[start of Source]
UNITED STATES

SECURITIES AND EXCHANGE COMMISSION

Washington, D.C. 20549

 

FORM 8-K

CURRENT REPORT

Pursuant to Section 13 or 15(d) of the

Securities Exchange Act of 1934

 

Date of Report (Date of earliest event reported): August 1, 2007

BUNGE LIMITED

(Exact name of Registrant as specified in its charter)

 

Bermuda
(State or other jurisdiction
of incorporation)

001-16625
Commission File Number

98-0231912
(IRS Employer

Identification No.)

 

 

 

50 Main Street
White Plains, New York
(Address of principal executive offices)

10606

(Zip code)

 

 

(914) 684-2800

(Registrant’s telephone number, including area code)

 

N.A.

(Former name or former address, if changed since last report)

 

Check the appropriate box below if the Form 8-K filing is intended to simultaneously satisfy the filing obligation of the registrant under any of the following provisions (see General Instruction A.2. below):

o Written communications pursuant to Rule 425 under the Securities Act (17 CFR 230.425)

o Soliciting material pursuant to Rule 14a-12 under the Exchange Act (17 CFR 240.14a-12)

o Pre-commencement communications pursuant to Rule 14d-2(b) under the Exchange Act (17 CFR 240.14d-2(b))

o Pre-commencement communications pursuant to Rule 13e-4(c) under the Exchange Act (17 CFR 240.13e-4(c))


 

Item 8.01

Other Events.
[end of Source]
- [Set of tasks]
**a)** Reproduce the Bunge Form 8-K word for word, starting at "o Written communications" and ending at "(17 CFR 240.14a-12)".
**b)** Write the next part of the Bunge Form 8-K, picking up right after its last line.
The material that comes next has no part in any of this.
[start of Record extracts]
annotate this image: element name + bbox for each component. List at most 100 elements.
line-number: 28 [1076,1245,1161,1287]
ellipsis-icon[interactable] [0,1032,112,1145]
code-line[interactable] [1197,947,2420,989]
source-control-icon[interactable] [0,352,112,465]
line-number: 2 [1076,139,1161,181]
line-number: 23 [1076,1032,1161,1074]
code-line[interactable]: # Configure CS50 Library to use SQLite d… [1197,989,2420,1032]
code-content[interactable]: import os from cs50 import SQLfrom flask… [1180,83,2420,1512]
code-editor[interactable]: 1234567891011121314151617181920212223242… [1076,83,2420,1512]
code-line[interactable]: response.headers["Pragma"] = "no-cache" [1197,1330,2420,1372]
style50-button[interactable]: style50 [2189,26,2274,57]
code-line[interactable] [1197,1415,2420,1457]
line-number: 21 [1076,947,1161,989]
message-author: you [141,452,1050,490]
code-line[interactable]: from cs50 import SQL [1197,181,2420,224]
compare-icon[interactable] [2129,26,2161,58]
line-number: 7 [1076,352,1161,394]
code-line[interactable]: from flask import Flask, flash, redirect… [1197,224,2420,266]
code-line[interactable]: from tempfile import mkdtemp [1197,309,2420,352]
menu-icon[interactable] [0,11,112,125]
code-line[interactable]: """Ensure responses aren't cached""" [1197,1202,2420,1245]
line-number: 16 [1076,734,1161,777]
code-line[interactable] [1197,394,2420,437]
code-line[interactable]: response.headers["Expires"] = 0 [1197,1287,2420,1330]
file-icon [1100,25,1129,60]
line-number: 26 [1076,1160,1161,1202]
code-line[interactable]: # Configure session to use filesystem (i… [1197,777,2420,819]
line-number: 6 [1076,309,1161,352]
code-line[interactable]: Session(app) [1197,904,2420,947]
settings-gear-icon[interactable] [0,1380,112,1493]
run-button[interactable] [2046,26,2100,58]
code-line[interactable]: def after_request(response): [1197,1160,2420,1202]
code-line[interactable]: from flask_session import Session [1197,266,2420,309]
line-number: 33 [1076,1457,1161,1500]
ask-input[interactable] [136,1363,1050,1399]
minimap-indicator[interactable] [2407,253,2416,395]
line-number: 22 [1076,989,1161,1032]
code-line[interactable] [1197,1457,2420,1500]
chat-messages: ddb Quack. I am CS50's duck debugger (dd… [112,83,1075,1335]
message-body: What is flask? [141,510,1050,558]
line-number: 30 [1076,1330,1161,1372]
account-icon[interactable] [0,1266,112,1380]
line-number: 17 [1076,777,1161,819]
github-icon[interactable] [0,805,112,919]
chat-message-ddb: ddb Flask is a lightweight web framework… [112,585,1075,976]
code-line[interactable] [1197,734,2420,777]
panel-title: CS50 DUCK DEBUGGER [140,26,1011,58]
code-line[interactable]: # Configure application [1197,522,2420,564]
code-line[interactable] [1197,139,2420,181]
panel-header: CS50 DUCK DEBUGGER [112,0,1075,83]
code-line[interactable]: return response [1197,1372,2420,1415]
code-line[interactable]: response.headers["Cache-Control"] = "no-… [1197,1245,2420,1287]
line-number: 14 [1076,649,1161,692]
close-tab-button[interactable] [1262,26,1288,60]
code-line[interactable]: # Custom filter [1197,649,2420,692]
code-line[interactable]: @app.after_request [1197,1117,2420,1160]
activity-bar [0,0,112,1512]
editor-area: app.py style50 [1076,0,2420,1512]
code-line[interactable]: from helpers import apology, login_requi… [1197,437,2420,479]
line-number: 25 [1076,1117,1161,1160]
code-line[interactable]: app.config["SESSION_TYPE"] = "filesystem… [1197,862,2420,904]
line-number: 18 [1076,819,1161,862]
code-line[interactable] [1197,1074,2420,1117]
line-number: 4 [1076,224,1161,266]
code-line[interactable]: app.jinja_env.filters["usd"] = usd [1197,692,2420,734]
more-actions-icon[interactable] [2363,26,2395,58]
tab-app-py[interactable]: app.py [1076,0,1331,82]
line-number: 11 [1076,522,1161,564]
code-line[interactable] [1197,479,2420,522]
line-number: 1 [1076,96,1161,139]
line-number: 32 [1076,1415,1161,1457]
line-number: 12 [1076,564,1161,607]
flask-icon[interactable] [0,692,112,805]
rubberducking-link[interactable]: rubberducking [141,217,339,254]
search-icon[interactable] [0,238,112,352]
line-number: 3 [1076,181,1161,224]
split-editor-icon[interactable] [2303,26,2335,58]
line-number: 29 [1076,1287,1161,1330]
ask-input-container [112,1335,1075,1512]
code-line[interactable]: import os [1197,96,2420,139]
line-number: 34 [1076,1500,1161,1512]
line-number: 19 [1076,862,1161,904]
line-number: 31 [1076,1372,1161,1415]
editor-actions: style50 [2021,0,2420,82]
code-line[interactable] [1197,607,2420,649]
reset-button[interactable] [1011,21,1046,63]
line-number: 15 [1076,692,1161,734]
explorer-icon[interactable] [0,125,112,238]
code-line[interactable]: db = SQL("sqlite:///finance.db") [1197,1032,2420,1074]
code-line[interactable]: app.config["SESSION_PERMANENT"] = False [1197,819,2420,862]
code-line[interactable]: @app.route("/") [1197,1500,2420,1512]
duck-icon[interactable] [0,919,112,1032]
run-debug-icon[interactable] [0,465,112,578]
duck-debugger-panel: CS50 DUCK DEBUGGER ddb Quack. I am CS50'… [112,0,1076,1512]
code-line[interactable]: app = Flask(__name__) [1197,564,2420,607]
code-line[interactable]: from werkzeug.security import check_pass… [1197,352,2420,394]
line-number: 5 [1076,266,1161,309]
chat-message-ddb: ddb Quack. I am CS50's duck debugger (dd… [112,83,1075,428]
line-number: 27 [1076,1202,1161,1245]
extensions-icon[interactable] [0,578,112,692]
[end of Record extracts]
- [Responses to the exercise]
**a)**
o Written communications pursuant to Rule 425 under the Securities Act (17 CFR 230.425)

o Soliciting material pursuant to Rule 14a-12 under the Exchange Act (17 CFR 240.14a-12)

**b)**
Bunge Limited’s shareholder rights plan expired on August 1, 2007 in accordance with its terms. Accordingly, the rights issued pursuant to the Amended and Restated Rights Agreement (the “Rights Agreement”), dated as of May 30, 2003, by and between Bunge Limited (the “Company”) and Mellon Investor Services LLC, as Rights Agent, expired pursuant to the terms of the Rights Agreement.

The Company’s Board of Directors (the “Board”) has adopted a policy pursuant to which the Board will, in the future, only adopt a new shareholder rights plan if either (1) the Company’s shareholders have approved the adoption of the shareholder rights plan before its effectiveness or (2) the Board, in the exercise of its fiduciary responsibilities, and by a vote of a majority of the independent members of the Board, determines that, under the circumstances existing at the time, it is in the best interests of the Company for the Board to adopt a shareholder rights plan without the delay that would be occasioned by seeking shareholder approval. The policy adopted by the Board further provides that if the Board adopts a shareholder rights plan pursuant to clause (2) above, the Board will seek shareholder ratification of the shareholder rights plan within 12 months from the date of the adoption of the shareholder rights plan by the Board. The shareholder ratification required in any such case would be by a majority of the votes cast. If shareholder ratification is not obtained within 12 months of adoption, the shareholder rights plan would then expire at the end of the 12-month period.


SIGNATURE

Pursuant to the requirements of the Securities Exchange Act of 1934, as amended, the registrant has duly caused this report to be signed on its behalf by the undersigned hereunto duly authorized.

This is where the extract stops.